>>>
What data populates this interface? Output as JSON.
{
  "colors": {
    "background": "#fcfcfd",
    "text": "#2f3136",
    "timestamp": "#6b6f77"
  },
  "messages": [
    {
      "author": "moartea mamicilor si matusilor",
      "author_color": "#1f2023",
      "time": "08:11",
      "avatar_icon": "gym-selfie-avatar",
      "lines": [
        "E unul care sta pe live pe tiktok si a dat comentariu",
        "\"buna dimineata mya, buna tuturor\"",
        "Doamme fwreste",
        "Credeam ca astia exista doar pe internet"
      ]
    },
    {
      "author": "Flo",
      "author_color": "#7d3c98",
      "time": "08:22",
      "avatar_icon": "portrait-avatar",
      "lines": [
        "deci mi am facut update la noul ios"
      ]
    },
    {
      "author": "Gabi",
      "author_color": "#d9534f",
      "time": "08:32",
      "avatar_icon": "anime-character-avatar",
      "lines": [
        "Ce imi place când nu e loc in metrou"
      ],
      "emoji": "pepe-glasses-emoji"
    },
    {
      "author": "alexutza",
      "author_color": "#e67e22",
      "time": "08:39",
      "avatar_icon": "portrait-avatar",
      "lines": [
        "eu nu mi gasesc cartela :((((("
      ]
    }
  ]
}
<<<
(What is being asked):
Look through the entries and return every line where "avatar" appears.

(Problem solution):
      "avatar_icon": "gym-selfie-avatar",
      "avatar_icon": "portrait-avatar",
      "avatar_icon": "anime-character-avatar",
      "avatar_icon": "portrait-avatar",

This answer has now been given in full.